-- start RECORDED DATA --

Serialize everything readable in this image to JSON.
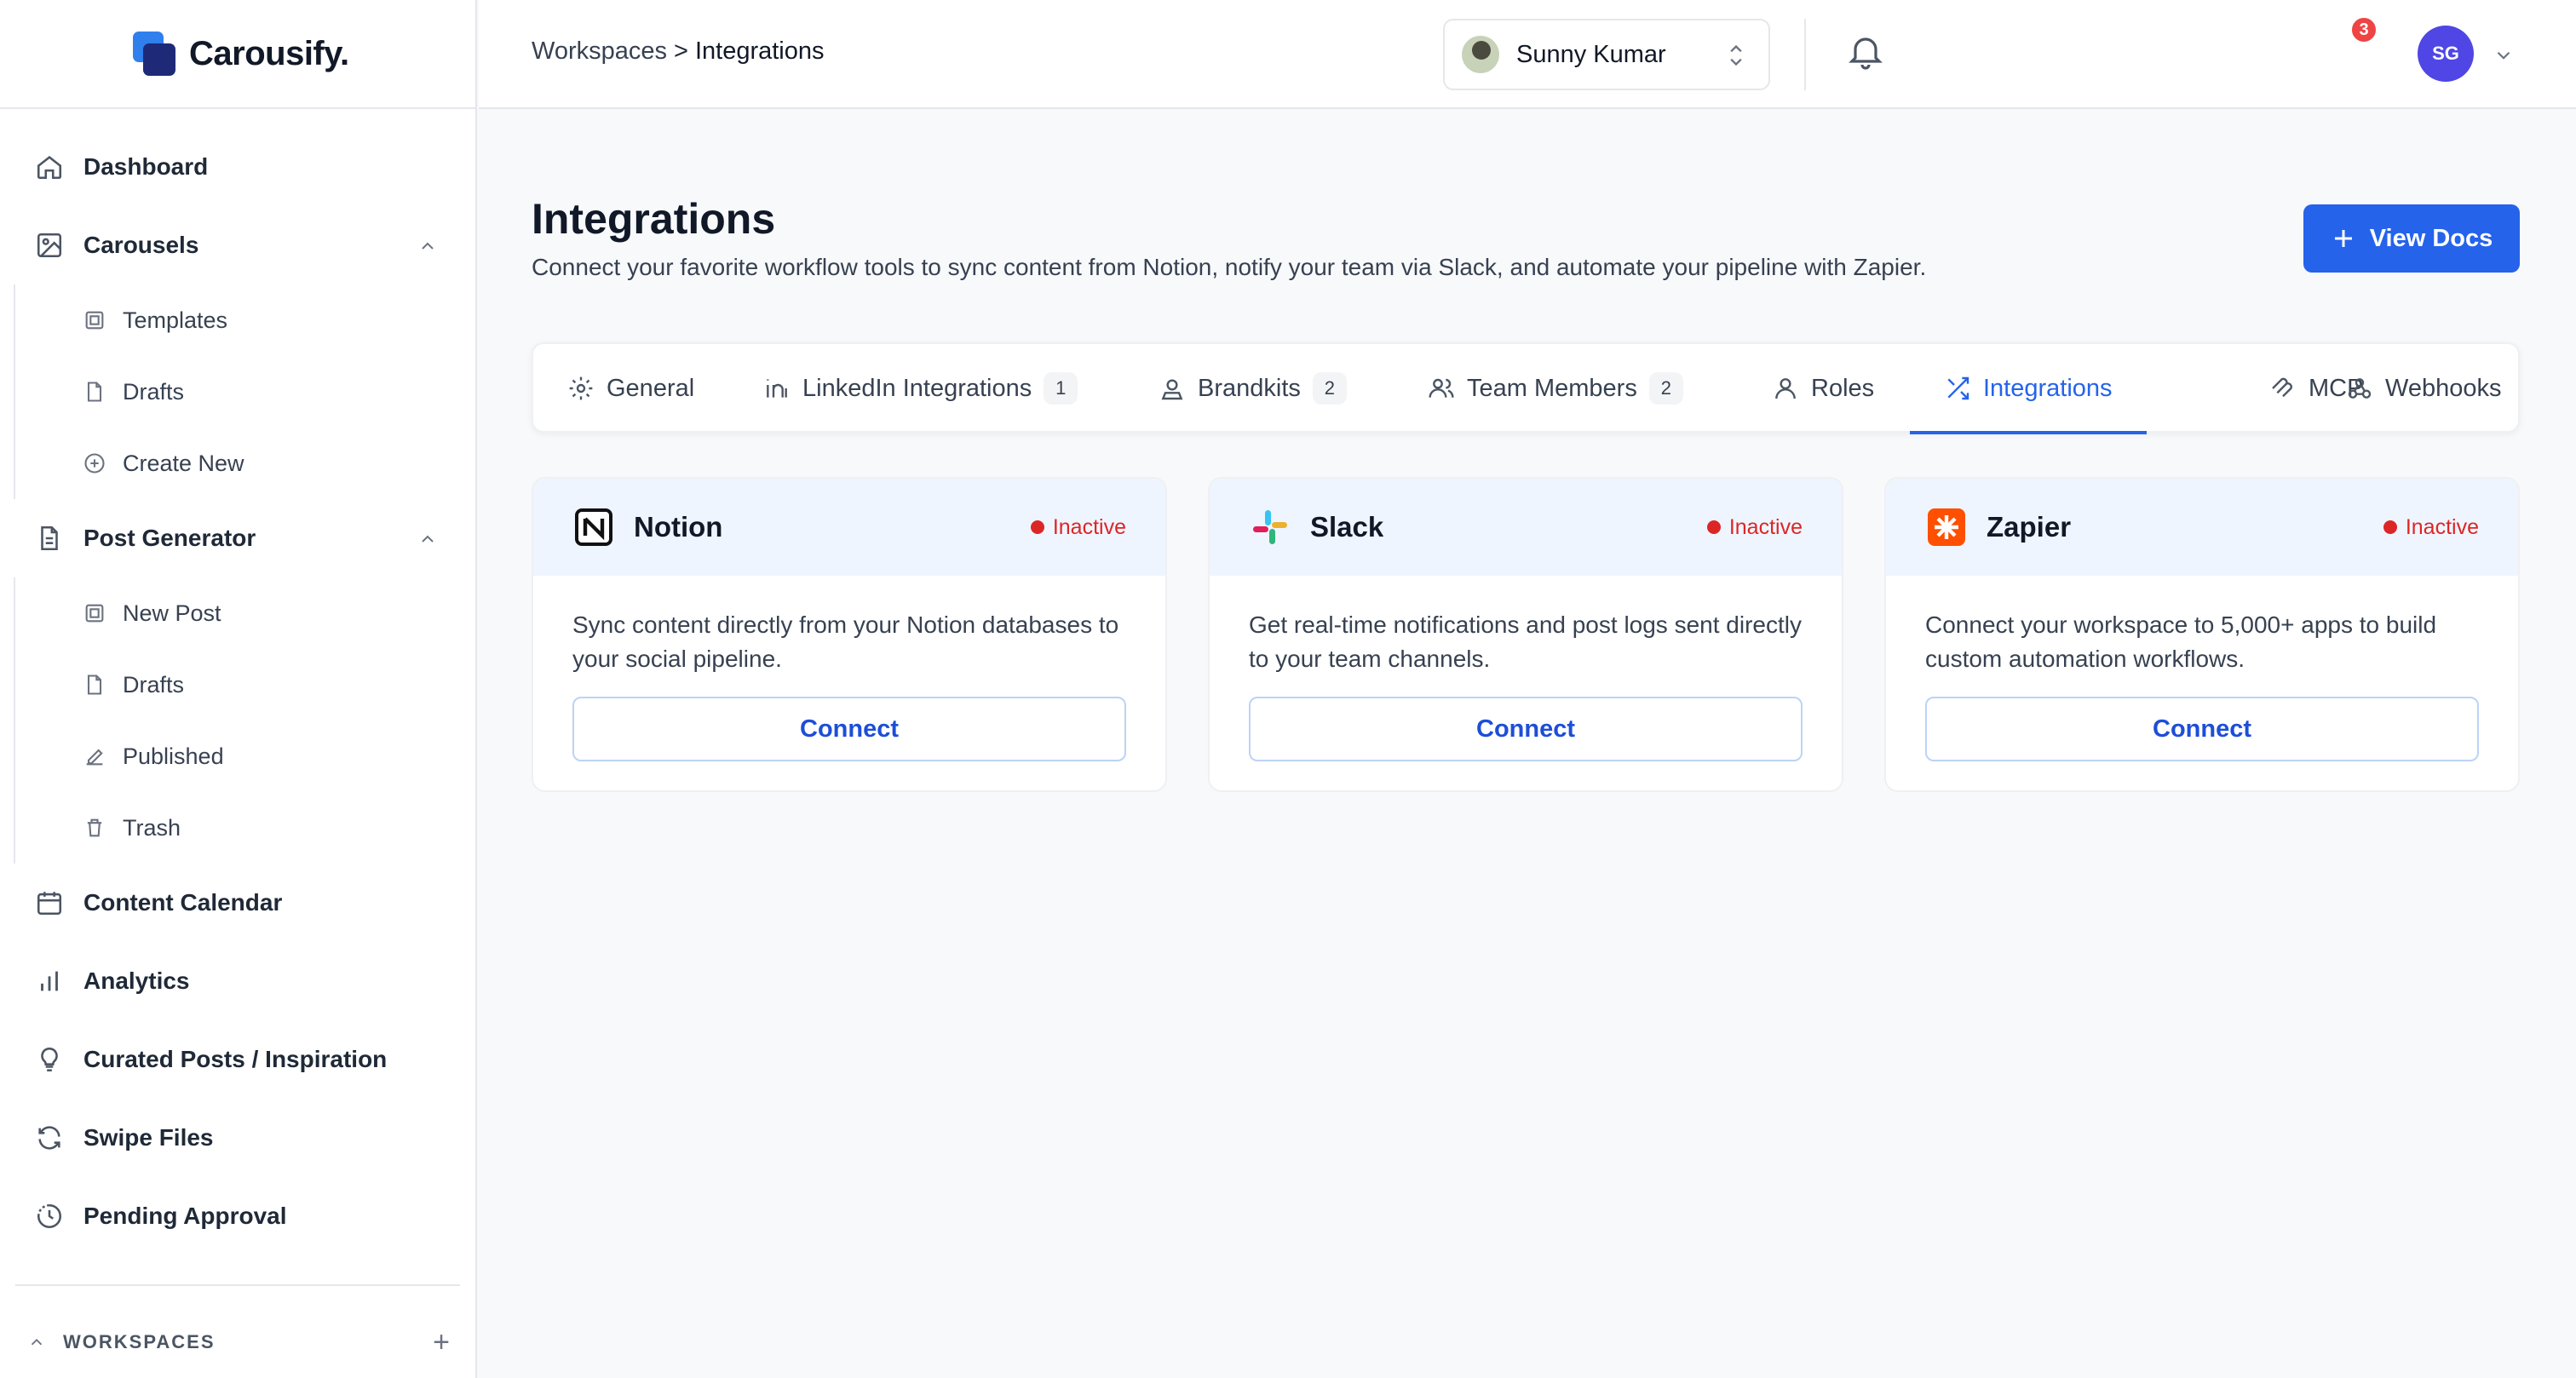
{
  "app": {
    "name": "Carousify."
  },
  "sidebar": {
    "items": [
      {
        "label": "Dashboard",
        "icon": "home-icon"
      },
      {
        "label": "Carousels",
        "icon": "image-icon"
      },
      {
        "label": "Post Generator",
        "icon": "document-icon"
      },
      {
        "label": "Content Calendar",
        "icon": "calendar-icon"
      },
      {
        "label": "Analytics",
        "icon": "bar-chart-icon"
      },
      {
        "label": "Curated Posts / Inspiration",
        "icon": "lightbulb-icon"
      },
      {
        "label": "Swipe Files",
        "icon": "refresh-icon"
      },
      {
        "label": "Pending Approval",
        "icon": "clock-dashed-icon"
      }
    ],
    "carousels_sub": [
      {
        "label": "Templates",
        "icon": "template-icon"
      },
      {
        "label": "Drafts",
        "icon": "file-icon"
      },
      {
        "label": "Create New",
        "icon": "plus-circle-icon"
      }
    ],
    "post_generator_sub": [
      {
        "label": "New Post",
        "icon": "template-icon"
      },
      {
        "label": "Drafts",
        "icon": "file-icon"
      },
      {
        "label": "Published",
        "icon": "pen-icon"
      },
      {
        "label": "Trash",
        "icon": "trash-icon"
      }
    ],
    "workspaces_label": "WORKSPACES",
    "workspaces_add": "+"
  },
  "header": {
    "breadcrumb": [
      "Workspaces",
      "Integrations"
    ],
    "breadcrumb_sep": ">",
    "user_name": "Sunny Kumar",
    "notification_count": "3",
    "avatar_initials": "SG"
  },
  "page": {
    "title": "Integrations",
    "subtitle": "Connect your favorite workflow tools to sync content from Notion, notify your team via Slack, and automate your pipeline with Zapier.",
    "view_docs": "View Docs"
  },
  "tabs": [
    {
      "label": "General",
      "count": ""
    },
    {
      "label": "LinkedIn Integrations",
      "count": "1"
    },
    {
      "label": "Brandkits",
      "count": "2"
    },
    {
      "label": "Team Members",
      "count": "2"
    },
    {
      "label": "Roles",
      "count": ""
    },
    {
      "label": "Integrations",
      "count": "",
      "active": true
    },
    {
      "label": "MCP",
      "count": ""
    },
    {
      "label": "Webhooks",
      "count": ""
    }
  ],
  "integrations": [
    {
      "name": "Notion",
      "status": "Inactive",
      "description": "Sync content directly from your Notion databases to your social pipeline.",
      "action": "Connect"
    },
    {
      "name": "Slack",
      "status": "Inactive",
      "description": "Get real-time notifications and post logs sent directly to your team channels.",
      "action": "Connect"
    },
    {
      "name": "Zapier",
      "status": "Inactive",
      "description": "Connect your workspace to 5,000+ apps to build custom automation workflows.",
      "action": "Connect"
    }
  ],
  "colors": {
    "accent": "#2563eb",
    "inactive": "#dc2626",
    "card_header": "#eff5fe",
    "zapier": "#ff4f00",
    "avatar": "#4f46e5"
  }
}
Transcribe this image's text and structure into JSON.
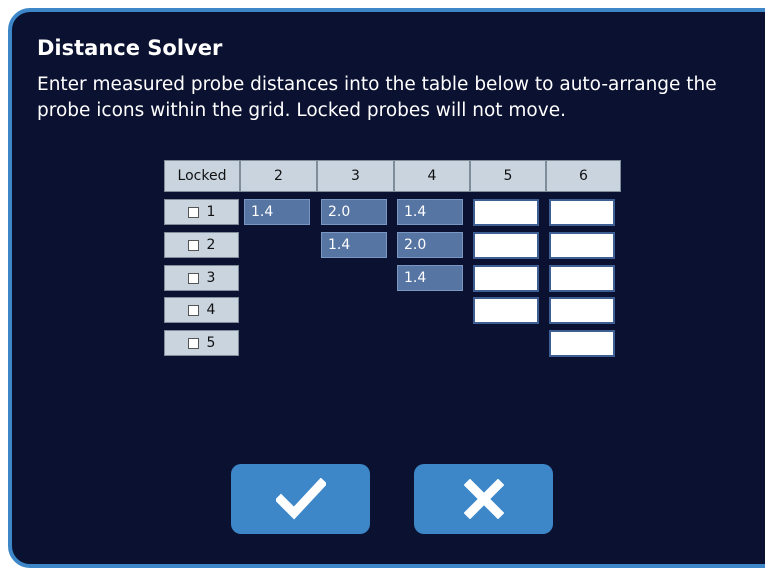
{
  "dialog": {
    "title": "Distance Solver",
    "description": "Enter measured probe distances into the table below to auto-arrange the probe icons within the grid.  Locked probes will not move."
  },
  "table": {
    "corner_label": "Locked",
    "columns": [
      "2",
      "3",
      "4",
      "5",
      "6"
    ],
    "rows": [
      {
        "label": "1",
        "locked": false,
        "cells": [
          "1.4",
          "2.0",
          "1.4",
          "",
          ""
        ]
      },
      {
        "label": "2",
        "locked": false,
        "cells": [
          null,
          "1.4",
          "2.0",
          "",
          ""
        ]
      },
      {
        "label": "3",
        "locked": false,
        "cells": [
          null,
          null,
          "1.4",
          "",
          ""
        ]
      },
      {
        "label": "4",
        "locked": false,
        "cells": [
          null,
          null,
          null,
          "",
          ""
        ]
      },
      {
        "label": "5",
        "locked": false,
        "cells": [
          null,
          null,
          null,
          null,
          ""
        ]
      }
    ]
  },
  "buttons": {
    "confirm_icon": "check-icon",
    "cancel_icon": "close-icon"
  },
  "colors": {
    "background": "#0b1130",
    "accent": "#3d86c8",
    "filled_cell": "#5675a3",
    "header": "#c9d4df"
  }
}
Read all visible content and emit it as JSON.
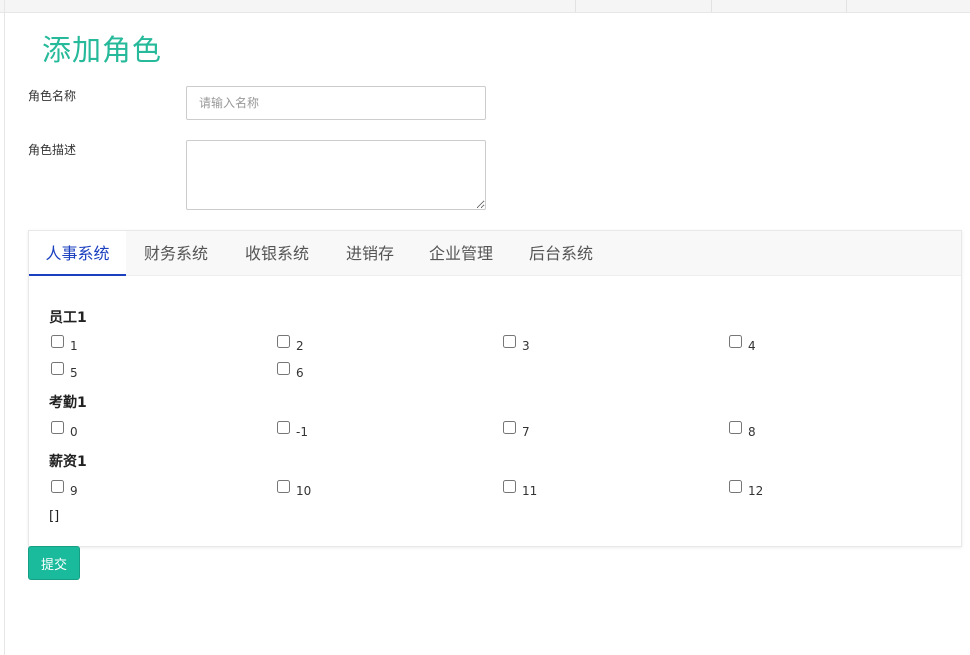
{
  "page": {
    "title": "添加角色"
  },
  "form": {
    "name_label": "角色名称",
    "name_placeholder": "请输入名称",
    "name_value": "",
    "desc_label": "角色描述",
    "desc_value": ""
  },
  "tabs": [
    {
      "label": "人事系统",
      "active": true
    },
    {
      "label": "财务系统",
      "active": false
    },
    {
      "label": "收银系统",
      "active": false
    },
    {
      "label": "进销存",
      "active": false
    },
    {
      "label": "企业管理",
      "active": false
    },
    {
      "label": "后台系统",
      "active": false
    }
  ],
  "groups": [
    {
      "title": "员工1",
      "items": [
        "1",
        "2",
        "3",
        "4",
        "5",
        "6"
      ]
    },
    {
      "title": "考勤1",
      "items": [
        "0",
        "-1",
        "7",
        "8"
      ]
    },
    {
      "title": "薪资1",
      "items": [
        "9",
        "10",
        "11",
        "12"
      ]
    }
  ],
  "selection_output": "[]",
  "submit_label": "提交",
  "colors": {
    "title": "#26b99a",
    "active_tab": "#1a3fbf",
    "submit_bg": "#1abb9c"
  }
}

-- end RECORDED DATA --

=== STATED PROBLEM ===
Quote each record exactly as it stands, minus the pictures.

=== OUTPUT OF THE TASK ===
Serialize everything readable in this image to JSON.
{
  "app": {
    "name": "Carousify."
  },
  "sidebar": {
    "items": [
      {
        "label": "Dashboard",
        "icon": "home-icon"
      },
      {
        "label": "Carousels",
        "icon": "image-icon"
      },
      {
        "label": "Post Generator",
        "icon": "document-icon"
      },
      {
        "label": "Content Calendar",
        "icon": "calendar-icon"
      },
      {
        "label": "Analytics",
        "icon": "bar-chart-icon"
      },
      {
        "label": "Curated Posts / Inspiration",
        "icon": "lightbulb-icon"
      },
      {
        "label": "Swipe Files",
        "icon": "refresh-icon"
      },
      {
        "label": "Pending Approval",
        "icon": "clock-dashed-icon"
      }
    ],
    "carousels_sub": [
      {
        "label": "Templates",
        "icon": "template-icon"
      },
      {
        "label": "Drafts",
        "icon": "file-icon"
      },
      {
        "label": "Create New",
        "icon": "plus-circle-icon"
      }
    ],
    "post_generator_sub": [
      {
        "label": "New Post",
        "icon": "template-icon"
      },
      {
        "label": "Drafts",
        "icon": "file-icon"
      },
      {
        "label": "Published",
        "icon": "pen-icon"
      },
      {
        "label": "Trash",
        "icon": "trash-icon"
      }
    ],
    "workspaces_label": "WORKSPACES",
    "workspaces_add": "+"
  },
  "header": {
    "breadcrumb": [
      "Workspaces",
      "Integrations"
    ],
    "breadcrumb_sep": ">",
    "user_name": "Sunny Kumar",
    "notification_count": "3",
    "avatar_initials": "SG"
  },
  "page": {
    "title": "Integrations",
    "subtitle": "Connect your favorite workflow tools to sync content from Notion, notify your team via Slack, and automate your pipeline with Zapier.",
    "view_docs": "View Docs"
  },
  "tabs": [
    {
      "label": "General",
      "count": ""
    },
    {
      "label": "LinkedIn Integrations",
      "count": "1"
    },
    {
      "label": "Brandkits",
      "count": "2"
    },
    {
      "label": "Team Members",
      "count": "2"
    },
    {
      "label": "Roles",
      "count": ""
    },
    {
      "label": "Integrations",
      "count": "",
      "active": true
    },
    {
      "label": "MCP",
      "count": ""
    },
    {
      "label": "Webhooks",
      "count": ""
    }
  ],
  "integrations": [
    {
      "name": "Notion",
      "status": "Inactive",
      "description": "Sync content directly from your Notion databases to your social pipeline.",
      "action": "Connect"
    },
    {
      "name": "Slack",
      "status": "Inactive",
      "description": "Get real-time notifications and post logs sent directly to your team channels.",
      "action": "Connect"
    },
    {
      "name": "Zapier",
      "status": "Inactive",
      "description": "Connect your workspace to 5,000+ apps to build custom automation workflows.",
      "action": "Connect"
    }
  ],
  "colors": {
    "accent": "#2563eb",
    "inactive": "#dc2626",
    "card_header": "#eff5fe",
    "zapier": "#ff4f00",
    "avatar": "#4f46e5"
  }
}
Transcribe this image's text and structure into JSON.
{
  "dialog": {
    "title": "Distance Solver",
    "description": "Enter measured probe distances into the table below to auto-arrange the probe icons within the grid.  Locked probes will not move."
  },
  "table": {
    "corner_label": "Locked",
    "columns": [
      "2",
      "3",
      "4",
      "5",
      "6"
    ],
    "rows": [
      {
        "label": "1",
        "locked": false,
        "cells": [
          "1.4",
          "2.0",
          "1.4",
          "",
          ""
        ]
      },
      {
        "label": "2",
        "locked": false,
        "cells": [
          null,
          "1.4",
          "2.0",
          "",
          ""
        ]
      },
      {
        "label": "3",
        "locked": false,
        "cells": [
          null,
          null,
          "1.4",
          "",
          ""
        ]
      },
      {
        "label": "4",
        "locked": false,
        "cells": [
          null,
          null,
          null,
          "",
          ""
        ]
      },
      {
        "label": "5",
        "locked": false,
        "cells": [
          null,
          null,
          null,
          null,
          ""
        ]
      }
    ]
  },
  "buttons": {
    "confirm_icon": "check-icon",
    "cancel_icon": "close-icon"
  },
  "colors": {
    "background": "#0b1130",
    "accent": "#3d86c8",
    "filled_cell": "#5675a3",
    "header": "#c9d4df"
  }
}
Read all visible content and emit it as JSON.
{
  "page": {
    "title": "添加角色"
  },
  "form": {
    "name_label": "角色名称",
    "name_placeholder": "请输入名称",
    "name_value": "",
    "desc_label": "角色描述",
    "desc_value": ""
  },
  "tabs": [
    {
      "label": "人事系统",
      "active": true
    },
    {
      "label": "财务系统",
      "active": false
    },
    {
      "label": "收银系统",
      "active": false
    },
    {
      "label": "进销存",
      "active": false
    },
    {
      "label": "企业管理",
      "active": false
    },
    {
      "label": "后台系统",
      "active": false
    }
  ],
  "groups": [
    {
      "title": "员工1",
      "items": [
        "1",
        "2",
        "3",
        "4",
        "5",
        "6"
      ]
    },
    {
      "title": "考勤1",
      "items": [
        "0",
        "-1",
        "7",
        "8"
      ]
    },
    {
      "title": "薪资1",
      "items": [
        "9",
        "10",
        "11",
        "12"
      ]
    }
  ],
  "selection_output": "[]",
  "submit_label": "提交",
  "colors": {
    "title": "#26b99a",
    "active_tab": "#1a3fbf",
    "submit_bg": "#1abb9c"
  }
}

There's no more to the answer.